### Material for this exercise
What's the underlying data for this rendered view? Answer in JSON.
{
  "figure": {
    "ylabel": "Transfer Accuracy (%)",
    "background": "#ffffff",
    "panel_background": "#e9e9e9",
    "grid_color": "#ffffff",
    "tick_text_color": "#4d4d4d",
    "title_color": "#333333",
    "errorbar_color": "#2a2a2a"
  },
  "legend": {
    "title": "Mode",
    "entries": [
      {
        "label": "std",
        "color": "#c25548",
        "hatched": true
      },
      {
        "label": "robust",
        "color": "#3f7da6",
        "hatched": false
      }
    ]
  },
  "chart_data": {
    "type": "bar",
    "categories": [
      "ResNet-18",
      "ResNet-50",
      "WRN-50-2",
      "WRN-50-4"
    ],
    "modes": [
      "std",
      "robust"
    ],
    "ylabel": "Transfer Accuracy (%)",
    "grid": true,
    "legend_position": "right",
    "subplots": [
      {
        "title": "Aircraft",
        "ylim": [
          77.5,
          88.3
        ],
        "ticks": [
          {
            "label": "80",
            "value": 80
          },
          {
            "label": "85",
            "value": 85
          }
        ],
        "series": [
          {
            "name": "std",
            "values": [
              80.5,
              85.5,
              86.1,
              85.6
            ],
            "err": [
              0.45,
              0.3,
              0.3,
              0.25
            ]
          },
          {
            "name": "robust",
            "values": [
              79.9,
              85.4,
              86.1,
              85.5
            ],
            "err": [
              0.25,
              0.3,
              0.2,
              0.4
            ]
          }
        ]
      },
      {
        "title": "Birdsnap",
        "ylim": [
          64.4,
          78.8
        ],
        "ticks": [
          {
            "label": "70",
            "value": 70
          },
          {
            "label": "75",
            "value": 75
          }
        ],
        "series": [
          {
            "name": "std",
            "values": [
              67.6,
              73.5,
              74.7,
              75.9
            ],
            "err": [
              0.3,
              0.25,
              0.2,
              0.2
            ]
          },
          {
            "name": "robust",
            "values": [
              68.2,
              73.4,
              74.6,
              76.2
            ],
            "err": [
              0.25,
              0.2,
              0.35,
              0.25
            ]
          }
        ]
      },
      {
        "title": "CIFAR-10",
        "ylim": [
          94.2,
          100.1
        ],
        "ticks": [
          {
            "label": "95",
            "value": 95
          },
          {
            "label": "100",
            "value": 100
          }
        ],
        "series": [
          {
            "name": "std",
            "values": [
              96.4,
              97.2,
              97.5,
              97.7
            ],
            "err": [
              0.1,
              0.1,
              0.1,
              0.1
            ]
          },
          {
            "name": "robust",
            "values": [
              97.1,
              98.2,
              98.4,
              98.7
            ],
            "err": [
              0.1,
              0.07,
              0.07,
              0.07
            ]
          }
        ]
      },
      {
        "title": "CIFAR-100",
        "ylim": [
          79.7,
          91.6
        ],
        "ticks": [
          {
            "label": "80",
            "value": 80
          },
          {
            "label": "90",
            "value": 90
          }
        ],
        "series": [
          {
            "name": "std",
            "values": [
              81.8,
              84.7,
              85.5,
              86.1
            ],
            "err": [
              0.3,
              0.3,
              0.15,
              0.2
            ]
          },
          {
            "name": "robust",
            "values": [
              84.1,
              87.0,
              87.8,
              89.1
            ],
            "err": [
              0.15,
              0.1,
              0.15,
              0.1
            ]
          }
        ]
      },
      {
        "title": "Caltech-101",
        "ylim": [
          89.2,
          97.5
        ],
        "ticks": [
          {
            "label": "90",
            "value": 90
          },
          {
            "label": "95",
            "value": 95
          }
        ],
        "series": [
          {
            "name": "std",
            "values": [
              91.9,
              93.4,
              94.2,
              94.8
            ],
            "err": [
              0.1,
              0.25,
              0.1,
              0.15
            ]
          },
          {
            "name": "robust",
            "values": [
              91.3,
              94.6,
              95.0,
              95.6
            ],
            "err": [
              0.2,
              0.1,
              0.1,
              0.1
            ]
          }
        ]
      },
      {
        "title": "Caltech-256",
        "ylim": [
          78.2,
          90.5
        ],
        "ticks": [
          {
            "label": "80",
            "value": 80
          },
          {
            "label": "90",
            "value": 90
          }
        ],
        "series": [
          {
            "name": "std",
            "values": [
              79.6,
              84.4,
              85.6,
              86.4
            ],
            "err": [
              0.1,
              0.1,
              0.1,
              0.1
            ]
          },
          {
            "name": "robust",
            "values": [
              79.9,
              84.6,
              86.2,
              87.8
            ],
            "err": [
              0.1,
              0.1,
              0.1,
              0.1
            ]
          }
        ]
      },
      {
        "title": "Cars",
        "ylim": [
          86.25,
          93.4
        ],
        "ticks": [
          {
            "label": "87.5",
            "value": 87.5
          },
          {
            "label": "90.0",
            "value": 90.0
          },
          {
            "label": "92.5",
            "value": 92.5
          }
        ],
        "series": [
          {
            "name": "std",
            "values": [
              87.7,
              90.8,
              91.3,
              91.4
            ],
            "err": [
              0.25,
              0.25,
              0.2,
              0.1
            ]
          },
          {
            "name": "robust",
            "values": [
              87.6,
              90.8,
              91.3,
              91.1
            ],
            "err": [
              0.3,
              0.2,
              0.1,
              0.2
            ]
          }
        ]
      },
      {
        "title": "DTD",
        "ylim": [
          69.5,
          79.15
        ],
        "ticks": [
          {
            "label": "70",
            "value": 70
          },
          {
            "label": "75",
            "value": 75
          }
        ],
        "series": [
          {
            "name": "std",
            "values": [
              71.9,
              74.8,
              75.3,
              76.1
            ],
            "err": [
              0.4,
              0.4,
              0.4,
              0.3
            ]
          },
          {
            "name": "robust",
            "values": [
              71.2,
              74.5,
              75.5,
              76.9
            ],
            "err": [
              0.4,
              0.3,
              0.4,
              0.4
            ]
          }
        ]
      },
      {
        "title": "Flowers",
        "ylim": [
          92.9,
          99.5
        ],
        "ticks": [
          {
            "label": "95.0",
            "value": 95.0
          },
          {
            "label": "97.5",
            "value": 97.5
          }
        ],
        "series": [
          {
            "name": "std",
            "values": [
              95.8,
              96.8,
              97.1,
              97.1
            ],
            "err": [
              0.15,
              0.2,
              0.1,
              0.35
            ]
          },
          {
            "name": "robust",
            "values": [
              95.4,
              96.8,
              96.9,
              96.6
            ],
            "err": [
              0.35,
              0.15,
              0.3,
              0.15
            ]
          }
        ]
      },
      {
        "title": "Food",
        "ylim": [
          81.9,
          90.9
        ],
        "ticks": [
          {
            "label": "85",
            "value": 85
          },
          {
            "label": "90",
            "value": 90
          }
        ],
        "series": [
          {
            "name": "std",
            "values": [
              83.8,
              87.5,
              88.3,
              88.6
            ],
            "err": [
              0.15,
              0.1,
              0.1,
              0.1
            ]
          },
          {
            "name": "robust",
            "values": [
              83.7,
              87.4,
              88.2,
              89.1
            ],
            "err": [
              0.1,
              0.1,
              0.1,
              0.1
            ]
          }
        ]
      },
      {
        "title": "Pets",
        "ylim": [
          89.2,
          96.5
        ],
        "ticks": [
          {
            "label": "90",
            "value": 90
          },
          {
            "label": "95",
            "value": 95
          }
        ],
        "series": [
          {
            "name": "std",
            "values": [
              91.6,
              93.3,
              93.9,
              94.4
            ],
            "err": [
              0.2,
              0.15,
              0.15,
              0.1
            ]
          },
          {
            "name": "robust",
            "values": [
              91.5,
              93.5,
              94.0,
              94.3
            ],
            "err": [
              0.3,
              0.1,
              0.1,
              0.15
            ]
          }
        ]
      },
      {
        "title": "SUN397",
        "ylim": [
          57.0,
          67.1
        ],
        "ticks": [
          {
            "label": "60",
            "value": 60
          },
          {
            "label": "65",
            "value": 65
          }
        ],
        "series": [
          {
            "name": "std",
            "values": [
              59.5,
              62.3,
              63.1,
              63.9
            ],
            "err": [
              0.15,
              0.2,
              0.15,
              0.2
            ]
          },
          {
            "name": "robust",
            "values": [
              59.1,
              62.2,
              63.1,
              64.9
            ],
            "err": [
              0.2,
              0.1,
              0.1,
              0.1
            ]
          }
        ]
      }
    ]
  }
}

### Exercise requirements
From the listing above, collect every line that mentions the word "ffffff".

### Completed exercise
    "background": "#ffffff",
    "grid_color": "#ffffff",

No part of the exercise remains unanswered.